**EXERCISE GOAL:**
Look through the listing below and report every line that contains "disponible".

====== MATERIAL FOR THIS TASK

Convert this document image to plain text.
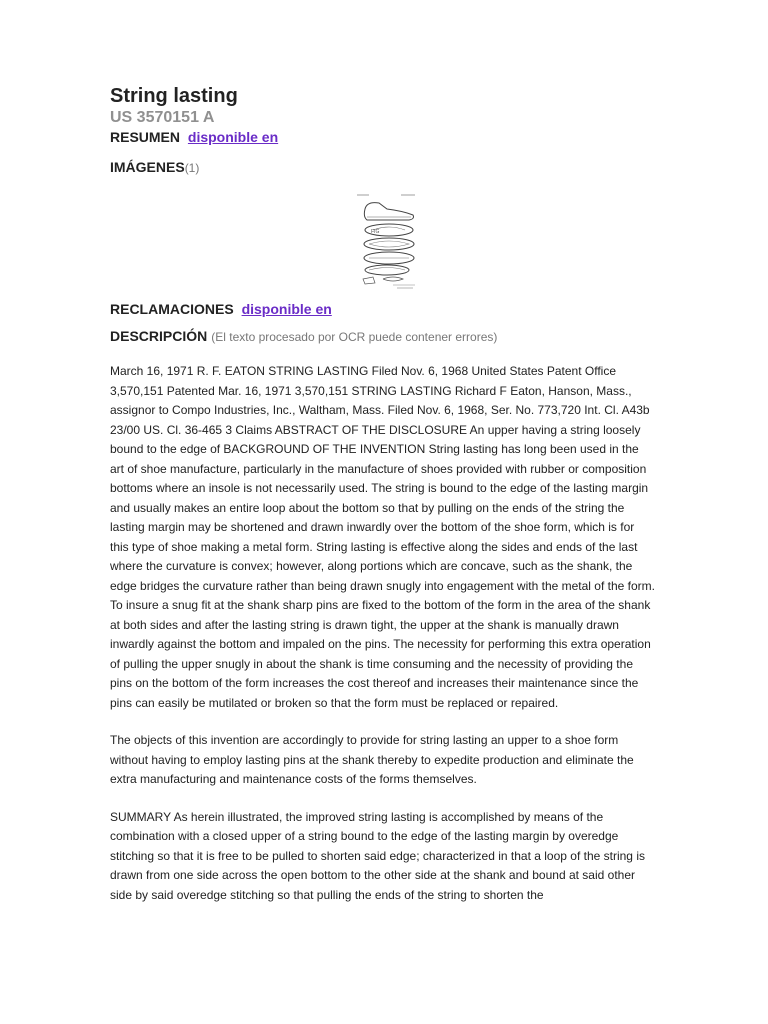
String lasting
US 3570151 A
RESUMEN disponible en
IMÁGENES(1)
FIG
RECLAMACIONES disponible en
DESCRIPCIÓN (El texto procesado por OCR puede contener errores)

March 16, 1971 R. F. EATON STRING LASTING Filed Nov. 6, 1968 United States Patent Office 3,570,151 Patented Mar. 16, 1971 3,570,151 STRING LASTING Richard F Eaton, Hanson, Mass., assignor to Compo Industries, Inc., Waltham, Mass. Filed Nov. 6, 1968, Ser. No. 773,720 Int. Cl. A43b 23/00 US. Cl. 36-465 3 Claims ABSTRACT OF THE DISCLOSURE An upper having a string loosely bound to the edge of BACKGROUND OF THE INVENTION String lasting has long been used in the art of shoe manufacture, particularly in the manufacture of shoes provided with rubber or composition bottoms where an insole is not necessarily used. The string is bound to the edge of the lasting margin and usually makes an entire loop about the bottom so that by pulling on the ends of the string the lasting margin may be shortened and drawn inwardly over the bottom of the shoe form, which is for this type of shoe making a metal form. String lasting is effective along the sides and ends of the last where the curvature is convex; however, along portions which are concave, such as the shank, the edge bridges the curvature rather than being drawn snugly into engagement with the metal of the form. To insure a snug fit at the shank sharp pins are fixed to the bottom of the form in the area of the shank at both sides and after the lasting string is drawn tight, the upper at the shank is manually drawn inwardly against the bottom and impaled on the pins. The necessity for performing this extra operation of pulling the upper snugly in about the shank is time consuming and the necessity of providing the pins on the bottom of the form increases the cost thereof and increases their maintenance since the pins can easily be mutilated or broken so that the form must be replaced or repaired.

The objects of this invention are accordingly to provide for string lasting an upper to a shoe form without having to employ lasting pins at the shank thereby to expedite production and eliminate the extra manufacturing and maintenance costs of the forms themselves.

SUMMARY As herein illustrated, the improved string lasting is accomplished by means of the combination with a closed upper of a string bound to the edge of the lasting margin by overedge stitching so that it is free to be pulled to shorten said edge; characterized in that a loop of the string is drawn from one side across the open bottom to the other side at the shank and bound at said other side by said overedge stitching so that pulling the ends of the string to shorten the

============

**TASK SOLUTION:**
RESUMEN disponible en
RECLAMACIONES disponible en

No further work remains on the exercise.